EXCERPTED RECORDS
== == ==

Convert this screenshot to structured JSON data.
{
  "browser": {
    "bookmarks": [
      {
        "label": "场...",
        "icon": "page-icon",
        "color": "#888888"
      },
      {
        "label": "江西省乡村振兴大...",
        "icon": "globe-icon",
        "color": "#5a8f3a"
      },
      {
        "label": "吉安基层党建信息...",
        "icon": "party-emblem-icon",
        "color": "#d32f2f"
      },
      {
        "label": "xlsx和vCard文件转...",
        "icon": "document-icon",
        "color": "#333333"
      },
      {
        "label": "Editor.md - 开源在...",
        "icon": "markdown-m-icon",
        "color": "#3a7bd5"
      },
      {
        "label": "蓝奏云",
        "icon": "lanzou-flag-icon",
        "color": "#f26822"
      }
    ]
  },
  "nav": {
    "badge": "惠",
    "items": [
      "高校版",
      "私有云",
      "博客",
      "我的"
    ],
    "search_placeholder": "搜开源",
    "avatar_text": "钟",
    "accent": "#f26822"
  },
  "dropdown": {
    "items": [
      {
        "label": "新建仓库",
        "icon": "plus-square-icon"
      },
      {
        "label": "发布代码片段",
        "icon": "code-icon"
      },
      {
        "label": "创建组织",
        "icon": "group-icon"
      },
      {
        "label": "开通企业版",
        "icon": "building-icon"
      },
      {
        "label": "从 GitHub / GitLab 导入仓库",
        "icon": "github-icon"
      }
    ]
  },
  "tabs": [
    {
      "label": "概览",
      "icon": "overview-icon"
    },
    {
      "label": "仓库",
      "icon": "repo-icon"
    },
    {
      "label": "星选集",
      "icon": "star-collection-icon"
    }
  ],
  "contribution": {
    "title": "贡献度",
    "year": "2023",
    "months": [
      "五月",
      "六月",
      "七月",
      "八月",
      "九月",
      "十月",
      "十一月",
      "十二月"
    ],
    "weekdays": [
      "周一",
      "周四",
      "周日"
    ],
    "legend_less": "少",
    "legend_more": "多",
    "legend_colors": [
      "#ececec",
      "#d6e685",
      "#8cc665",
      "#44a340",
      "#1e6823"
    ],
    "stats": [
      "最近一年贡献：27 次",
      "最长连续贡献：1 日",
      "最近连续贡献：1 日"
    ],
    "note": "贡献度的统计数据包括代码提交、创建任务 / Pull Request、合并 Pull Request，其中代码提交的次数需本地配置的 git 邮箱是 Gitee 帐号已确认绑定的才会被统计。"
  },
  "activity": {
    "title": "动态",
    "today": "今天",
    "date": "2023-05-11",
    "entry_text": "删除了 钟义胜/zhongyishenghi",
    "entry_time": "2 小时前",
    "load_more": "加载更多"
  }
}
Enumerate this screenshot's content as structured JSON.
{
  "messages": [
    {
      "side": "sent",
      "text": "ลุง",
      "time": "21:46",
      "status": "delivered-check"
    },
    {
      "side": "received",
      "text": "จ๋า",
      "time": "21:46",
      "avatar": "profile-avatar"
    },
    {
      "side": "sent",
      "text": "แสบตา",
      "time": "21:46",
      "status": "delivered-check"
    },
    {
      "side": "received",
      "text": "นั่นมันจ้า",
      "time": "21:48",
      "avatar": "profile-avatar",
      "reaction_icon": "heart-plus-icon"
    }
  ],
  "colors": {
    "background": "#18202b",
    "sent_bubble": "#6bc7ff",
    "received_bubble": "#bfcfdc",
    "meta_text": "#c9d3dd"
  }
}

== == ==

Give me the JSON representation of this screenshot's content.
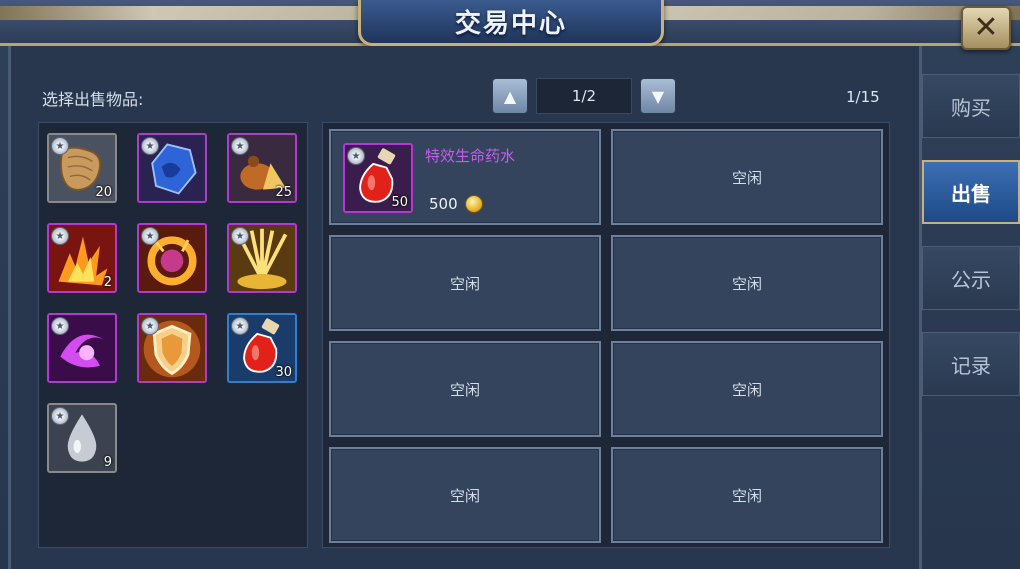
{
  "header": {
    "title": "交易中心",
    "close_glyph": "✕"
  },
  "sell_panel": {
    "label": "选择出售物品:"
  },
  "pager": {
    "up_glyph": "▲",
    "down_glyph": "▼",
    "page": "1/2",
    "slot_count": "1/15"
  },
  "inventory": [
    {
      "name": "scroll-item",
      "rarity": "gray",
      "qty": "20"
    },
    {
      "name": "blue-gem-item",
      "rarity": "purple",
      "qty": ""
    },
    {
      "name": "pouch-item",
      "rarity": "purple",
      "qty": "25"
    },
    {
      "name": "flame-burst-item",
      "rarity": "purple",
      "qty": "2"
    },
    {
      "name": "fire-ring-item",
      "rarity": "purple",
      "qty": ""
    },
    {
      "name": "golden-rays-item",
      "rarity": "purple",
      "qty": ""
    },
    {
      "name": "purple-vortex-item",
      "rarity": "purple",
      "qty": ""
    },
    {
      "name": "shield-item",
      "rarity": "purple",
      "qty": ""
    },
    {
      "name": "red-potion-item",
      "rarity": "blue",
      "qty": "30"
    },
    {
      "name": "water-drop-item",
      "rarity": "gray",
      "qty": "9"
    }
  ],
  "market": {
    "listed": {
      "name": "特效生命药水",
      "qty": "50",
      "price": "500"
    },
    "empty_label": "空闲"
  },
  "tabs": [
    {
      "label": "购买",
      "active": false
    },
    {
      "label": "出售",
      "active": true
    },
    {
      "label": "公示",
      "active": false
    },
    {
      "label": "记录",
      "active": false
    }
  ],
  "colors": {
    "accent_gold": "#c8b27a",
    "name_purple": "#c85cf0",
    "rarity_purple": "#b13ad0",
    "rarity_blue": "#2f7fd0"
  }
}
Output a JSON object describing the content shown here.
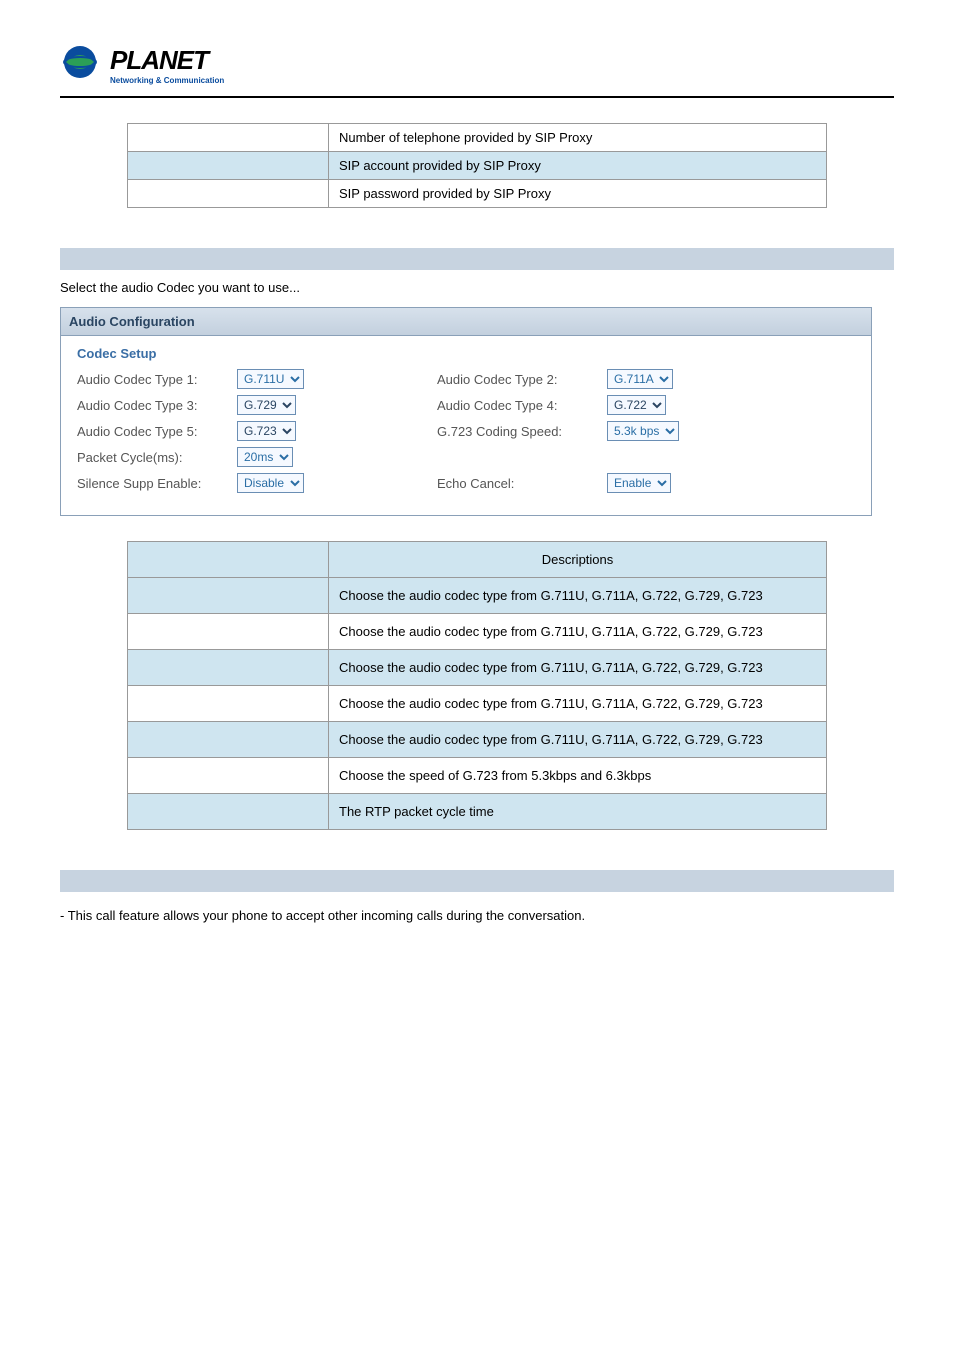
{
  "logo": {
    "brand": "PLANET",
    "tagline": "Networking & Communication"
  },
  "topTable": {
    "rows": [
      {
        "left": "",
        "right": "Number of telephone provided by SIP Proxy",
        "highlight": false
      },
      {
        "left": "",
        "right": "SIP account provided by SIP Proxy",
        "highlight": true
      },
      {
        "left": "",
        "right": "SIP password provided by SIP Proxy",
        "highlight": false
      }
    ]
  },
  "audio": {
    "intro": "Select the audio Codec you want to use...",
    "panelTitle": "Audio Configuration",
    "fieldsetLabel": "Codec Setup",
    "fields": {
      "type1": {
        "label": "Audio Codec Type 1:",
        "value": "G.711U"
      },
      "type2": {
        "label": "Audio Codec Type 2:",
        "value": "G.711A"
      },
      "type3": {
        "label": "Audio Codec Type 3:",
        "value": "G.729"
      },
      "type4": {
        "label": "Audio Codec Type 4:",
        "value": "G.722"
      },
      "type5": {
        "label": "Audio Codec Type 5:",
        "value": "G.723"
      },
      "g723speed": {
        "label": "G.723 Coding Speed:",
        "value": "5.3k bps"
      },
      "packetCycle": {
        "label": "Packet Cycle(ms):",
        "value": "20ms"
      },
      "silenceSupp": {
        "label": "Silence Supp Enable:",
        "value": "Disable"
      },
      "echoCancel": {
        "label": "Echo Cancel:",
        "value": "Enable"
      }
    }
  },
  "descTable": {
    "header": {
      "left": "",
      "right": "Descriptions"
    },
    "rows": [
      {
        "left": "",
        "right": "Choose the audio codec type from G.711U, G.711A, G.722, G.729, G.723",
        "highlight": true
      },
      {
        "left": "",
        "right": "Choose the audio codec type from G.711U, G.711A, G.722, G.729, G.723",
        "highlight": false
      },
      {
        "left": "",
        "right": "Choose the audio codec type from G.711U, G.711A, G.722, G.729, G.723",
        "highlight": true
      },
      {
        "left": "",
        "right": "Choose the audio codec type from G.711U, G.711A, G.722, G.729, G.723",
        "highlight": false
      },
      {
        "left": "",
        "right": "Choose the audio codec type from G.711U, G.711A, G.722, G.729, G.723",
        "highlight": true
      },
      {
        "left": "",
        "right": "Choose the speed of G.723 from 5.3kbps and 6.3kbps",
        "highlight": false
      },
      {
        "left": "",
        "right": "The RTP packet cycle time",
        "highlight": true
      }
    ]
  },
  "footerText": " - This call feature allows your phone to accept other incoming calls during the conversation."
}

== == ==

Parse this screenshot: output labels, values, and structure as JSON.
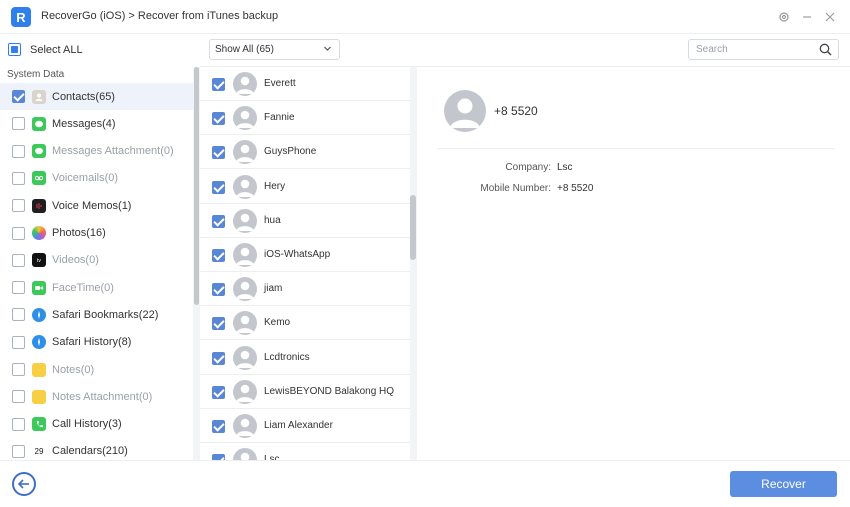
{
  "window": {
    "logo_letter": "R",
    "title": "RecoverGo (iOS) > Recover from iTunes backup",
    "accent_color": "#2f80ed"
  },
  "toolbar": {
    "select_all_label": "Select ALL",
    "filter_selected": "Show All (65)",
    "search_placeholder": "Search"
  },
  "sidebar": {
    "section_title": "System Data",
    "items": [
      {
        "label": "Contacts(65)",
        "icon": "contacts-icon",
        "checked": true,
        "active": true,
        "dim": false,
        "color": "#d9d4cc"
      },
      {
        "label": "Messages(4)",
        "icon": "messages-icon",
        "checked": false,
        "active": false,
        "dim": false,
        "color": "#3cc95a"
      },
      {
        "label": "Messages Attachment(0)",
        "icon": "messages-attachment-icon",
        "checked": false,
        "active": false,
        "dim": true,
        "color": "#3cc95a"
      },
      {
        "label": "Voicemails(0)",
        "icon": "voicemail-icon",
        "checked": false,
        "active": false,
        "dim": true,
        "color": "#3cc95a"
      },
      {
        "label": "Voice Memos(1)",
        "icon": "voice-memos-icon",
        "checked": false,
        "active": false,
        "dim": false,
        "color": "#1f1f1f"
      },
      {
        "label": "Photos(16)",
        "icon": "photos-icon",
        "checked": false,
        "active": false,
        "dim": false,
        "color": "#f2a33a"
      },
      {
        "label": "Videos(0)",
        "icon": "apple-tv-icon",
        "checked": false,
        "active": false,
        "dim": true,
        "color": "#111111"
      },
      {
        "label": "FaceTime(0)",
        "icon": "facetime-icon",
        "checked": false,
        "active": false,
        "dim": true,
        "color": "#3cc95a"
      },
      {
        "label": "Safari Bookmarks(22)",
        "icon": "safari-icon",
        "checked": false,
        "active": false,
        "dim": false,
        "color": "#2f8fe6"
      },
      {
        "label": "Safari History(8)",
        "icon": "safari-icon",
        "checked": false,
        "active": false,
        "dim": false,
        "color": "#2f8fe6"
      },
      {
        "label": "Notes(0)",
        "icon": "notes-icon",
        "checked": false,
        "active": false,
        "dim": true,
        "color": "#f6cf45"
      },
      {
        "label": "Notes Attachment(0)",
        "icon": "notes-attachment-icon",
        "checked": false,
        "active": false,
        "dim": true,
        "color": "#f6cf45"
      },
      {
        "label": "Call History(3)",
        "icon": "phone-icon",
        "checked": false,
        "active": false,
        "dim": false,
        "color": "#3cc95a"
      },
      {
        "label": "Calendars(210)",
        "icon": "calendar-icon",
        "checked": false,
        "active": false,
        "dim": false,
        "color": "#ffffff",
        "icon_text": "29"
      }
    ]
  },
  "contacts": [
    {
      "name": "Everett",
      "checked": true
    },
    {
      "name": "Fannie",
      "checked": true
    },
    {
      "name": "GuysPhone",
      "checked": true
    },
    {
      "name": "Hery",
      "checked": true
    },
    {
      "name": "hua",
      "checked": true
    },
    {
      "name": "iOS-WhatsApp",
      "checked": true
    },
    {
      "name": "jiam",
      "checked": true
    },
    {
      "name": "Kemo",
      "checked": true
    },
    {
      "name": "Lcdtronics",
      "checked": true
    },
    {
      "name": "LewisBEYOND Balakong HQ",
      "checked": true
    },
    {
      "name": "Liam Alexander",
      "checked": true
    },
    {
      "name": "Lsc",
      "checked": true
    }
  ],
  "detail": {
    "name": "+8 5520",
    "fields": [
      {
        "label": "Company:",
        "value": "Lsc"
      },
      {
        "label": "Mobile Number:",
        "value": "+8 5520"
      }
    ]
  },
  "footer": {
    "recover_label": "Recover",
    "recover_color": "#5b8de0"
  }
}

== == ==

PROBLEM STATEMENT
Lines from the records above that hold "plus" are the ones to list.

ANSWER TO THE EXERCISE
        "icon": "plus-square-icon"
      "reaction_icon": "heart-plus-icon"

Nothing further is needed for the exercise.